── Material for this exercise
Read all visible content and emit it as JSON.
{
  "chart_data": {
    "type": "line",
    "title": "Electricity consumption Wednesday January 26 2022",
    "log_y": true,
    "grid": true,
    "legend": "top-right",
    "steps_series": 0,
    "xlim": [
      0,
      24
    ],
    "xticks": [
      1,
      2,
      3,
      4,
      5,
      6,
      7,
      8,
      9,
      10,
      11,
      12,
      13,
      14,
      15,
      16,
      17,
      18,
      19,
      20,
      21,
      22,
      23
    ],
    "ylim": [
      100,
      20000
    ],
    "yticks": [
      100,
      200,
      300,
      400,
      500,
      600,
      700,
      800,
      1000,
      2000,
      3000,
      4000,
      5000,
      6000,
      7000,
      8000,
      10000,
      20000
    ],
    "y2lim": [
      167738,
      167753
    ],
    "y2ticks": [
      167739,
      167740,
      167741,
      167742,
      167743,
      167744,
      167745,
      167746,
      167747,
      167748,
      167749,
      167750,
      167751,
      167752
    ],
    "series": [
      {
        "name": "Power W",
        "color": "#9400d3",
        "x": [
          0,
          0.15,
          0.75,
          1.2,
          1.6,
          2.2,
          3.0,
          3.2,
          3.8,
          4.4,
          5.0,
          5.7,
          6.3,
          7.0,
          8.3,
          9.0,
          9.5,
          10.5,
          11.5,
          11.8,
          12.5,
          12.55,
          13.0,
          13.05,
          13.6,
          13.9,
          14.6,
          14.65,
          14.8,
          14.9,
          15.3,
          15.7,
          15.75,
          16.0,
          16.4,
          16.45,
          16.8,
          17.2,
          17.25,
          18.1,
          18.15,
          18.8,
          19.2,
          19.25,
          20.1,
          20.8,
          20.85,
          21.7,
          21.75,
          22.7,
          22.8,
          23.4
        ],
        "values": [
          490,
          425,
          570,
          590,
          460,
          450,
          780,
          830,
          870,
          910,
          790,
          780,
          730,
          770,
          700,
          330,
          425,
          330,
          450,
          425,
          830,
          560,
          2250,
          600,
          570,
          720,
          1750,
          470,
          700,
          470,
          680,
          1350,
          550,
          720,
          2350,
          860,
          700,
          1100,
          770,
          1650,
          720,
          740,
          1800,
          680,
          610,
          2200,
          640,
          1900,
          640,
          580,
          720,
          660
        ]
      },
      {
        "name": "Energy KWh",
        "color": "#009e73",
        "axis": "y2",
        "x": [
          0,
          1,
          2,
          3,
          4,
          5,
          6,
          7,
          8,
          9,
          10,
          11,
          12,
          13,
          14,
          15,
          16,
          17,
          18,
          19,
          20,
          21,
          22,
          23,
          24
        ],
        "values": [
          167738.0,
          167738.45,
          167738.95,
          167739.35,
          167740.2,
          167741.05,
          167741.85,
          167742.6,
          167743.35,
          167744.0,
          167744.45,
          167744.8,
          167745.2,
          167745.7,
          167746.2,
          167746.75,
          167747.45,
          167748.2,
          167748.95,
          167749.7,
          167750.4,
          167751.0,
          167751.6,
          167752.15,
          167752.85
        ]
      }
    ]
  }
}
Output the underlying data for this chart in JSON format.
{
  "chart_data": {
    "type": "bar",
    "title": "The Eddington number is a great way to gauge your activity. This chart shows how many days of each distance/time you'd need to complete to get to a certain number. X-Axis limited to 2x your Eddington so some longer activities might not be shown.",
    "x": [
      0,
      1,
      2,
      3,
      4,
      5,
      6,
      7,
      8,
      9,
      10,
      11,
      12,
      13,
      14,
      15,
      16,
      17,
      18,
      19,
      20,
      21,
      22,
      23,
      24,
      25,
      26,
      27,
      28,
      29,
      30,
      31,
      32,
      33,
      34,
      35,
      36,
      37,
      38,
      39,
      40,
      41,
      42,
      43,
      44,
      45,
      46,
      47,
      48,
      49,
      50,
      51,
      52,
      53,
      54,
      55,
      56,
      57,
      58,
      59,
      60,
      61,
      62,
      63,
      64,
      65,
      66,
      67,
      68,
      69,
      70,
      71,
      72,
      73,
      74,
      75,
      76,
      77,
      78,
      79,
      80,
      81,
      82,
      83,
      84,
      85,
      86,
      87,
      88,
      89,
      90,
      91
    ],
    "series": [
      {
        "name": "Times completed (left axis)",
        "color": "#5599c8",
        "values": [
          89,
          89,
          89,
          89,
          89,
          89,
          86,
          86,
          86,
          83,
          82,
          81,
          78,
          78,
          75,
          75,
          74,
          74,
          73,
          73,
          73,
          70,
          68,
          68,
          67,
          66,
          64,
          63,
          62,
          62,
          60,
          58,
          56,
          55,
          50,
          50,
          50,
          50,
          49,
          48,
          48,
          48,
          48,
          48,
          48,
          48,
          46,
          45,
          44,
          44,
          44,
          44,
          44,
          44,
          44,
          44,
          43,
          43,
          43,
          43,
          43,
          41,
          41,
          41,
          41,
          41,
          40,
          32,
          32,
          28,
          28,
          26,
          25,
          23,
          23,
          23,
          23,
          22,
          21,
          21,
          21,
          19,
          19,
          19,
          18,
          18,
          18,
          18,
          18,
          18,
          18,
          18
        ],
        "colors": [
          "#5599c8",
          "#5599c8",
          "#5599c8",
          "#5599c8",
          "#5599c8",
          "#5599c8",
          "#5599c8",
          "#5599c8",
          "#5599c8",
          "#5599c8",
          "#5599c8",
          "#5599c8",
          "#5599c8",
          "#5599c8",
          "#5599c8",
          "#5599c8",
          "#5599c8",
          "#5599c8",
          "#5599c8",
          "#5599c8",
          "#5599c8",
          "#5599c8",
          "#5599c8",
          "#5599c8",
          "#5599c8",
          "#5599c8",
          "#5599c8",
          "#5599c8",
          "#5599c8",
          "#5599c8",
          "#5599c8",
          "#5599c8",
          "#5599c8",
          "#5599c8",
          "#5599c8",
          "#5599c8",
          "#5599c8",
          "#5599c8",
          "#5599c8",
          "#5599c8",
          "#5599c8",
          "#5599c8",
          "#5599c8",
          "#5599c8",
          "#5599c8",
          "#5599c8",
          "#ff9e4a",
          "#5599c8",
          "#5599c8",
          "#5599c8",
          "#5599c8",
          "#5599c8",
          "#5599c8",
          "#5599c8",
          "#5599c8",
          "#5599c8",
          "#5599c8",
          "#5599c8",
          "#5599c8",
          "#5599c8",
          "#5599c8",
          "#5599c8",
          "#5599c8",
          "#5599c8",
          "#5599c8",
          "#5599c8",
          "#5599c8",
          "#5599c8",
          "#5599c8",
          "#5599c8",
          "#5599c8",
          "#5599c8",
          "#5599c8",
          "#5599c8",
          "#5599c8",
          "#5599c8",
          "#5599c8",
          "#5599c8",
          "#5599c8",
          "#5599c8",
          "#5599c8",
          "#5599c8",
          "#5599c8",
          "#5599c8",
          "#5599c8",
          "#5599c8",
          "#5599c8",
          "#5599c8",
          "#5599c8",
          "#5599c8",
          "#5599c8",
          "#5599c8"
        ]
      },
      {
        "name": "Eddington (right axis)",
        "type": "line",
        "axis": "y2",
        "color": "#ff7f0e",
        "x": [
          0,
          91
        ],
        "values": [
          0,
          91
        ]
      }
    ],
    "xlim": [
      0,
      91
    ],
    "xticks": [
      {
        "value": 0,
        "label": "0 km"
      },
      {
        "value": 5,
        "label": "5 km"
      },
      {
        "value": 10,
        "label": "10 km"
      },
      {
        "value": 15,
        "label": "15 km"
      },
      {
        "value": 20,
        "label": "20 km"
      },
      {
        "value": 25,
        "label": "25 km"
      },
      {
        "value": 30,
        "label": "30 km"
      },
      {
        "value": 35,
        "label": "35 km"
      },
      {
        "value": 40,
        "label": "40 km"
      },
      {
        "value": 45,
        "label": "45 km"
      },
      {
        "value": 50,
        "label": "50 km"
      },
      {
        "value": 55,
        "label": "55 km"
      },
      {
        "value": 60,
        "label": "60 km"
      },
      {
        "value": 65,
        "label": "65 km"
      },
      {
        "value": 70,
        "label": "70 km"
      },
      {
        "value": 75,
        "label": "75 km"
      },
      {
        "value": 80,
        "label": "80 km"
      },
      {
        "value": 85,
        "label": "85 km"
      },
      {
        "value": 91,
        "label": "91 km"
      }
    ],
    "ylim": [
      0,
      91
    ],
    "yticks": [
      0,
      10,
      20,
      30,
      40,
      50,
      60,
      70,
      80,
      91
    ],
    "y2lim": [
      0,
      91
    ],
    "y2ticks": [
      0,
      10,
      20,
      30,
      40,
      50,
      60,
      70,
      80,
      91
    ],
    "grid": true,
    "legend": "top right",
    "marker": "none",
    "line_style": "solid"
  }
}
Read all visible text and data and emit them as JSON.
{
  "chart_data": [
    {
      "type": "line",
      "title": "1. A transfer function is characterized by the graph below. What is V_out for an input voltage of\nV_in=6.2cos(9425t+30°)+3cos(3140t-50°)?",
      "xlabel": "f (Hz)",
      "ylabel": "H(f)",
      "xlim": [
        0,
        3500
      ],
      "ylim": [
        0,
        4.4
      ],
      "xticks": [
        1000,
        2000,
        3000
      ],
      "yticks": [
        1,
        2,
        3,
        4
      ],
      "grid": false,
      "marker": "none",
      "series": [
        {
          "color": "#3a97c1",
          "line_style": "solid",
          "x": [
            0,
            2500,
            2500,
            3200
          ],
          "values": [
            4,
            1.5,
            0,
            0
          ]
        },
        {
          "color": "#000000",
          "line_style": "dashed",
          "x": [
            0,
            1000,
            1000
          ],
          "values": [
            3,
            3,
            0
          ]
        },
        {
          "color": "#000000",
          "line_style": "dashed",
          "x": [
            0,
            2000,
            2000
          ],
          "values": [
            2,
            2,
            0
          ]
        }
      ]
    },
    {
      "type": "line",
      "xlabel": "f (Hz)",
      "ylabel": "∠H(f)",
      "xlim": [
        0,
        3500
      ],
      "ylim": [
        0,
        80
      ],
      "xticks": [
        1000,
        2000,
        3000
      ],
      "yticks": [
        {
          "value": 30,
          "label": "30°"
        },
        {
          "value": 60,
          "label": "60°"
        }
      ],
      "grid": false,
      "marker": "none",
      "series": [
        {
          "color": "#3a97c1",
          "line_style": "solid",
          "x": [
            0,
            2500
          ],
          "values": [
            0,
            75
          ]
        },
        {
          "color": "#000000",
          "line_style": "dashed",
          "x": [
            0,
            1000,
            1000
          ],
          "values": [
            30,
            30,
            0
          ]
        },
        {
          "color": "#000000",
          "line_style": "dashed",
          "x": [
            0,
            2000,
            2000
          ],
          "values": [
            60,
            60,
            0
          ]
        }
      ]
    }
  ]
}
────
§ **Aim**
Go through the listing above and locate each line that holds the word "visible". Copy those lines.

§ **Task result**
Read all visible content and emit it as JSON.
Read all visible text and data and emit them as JSON.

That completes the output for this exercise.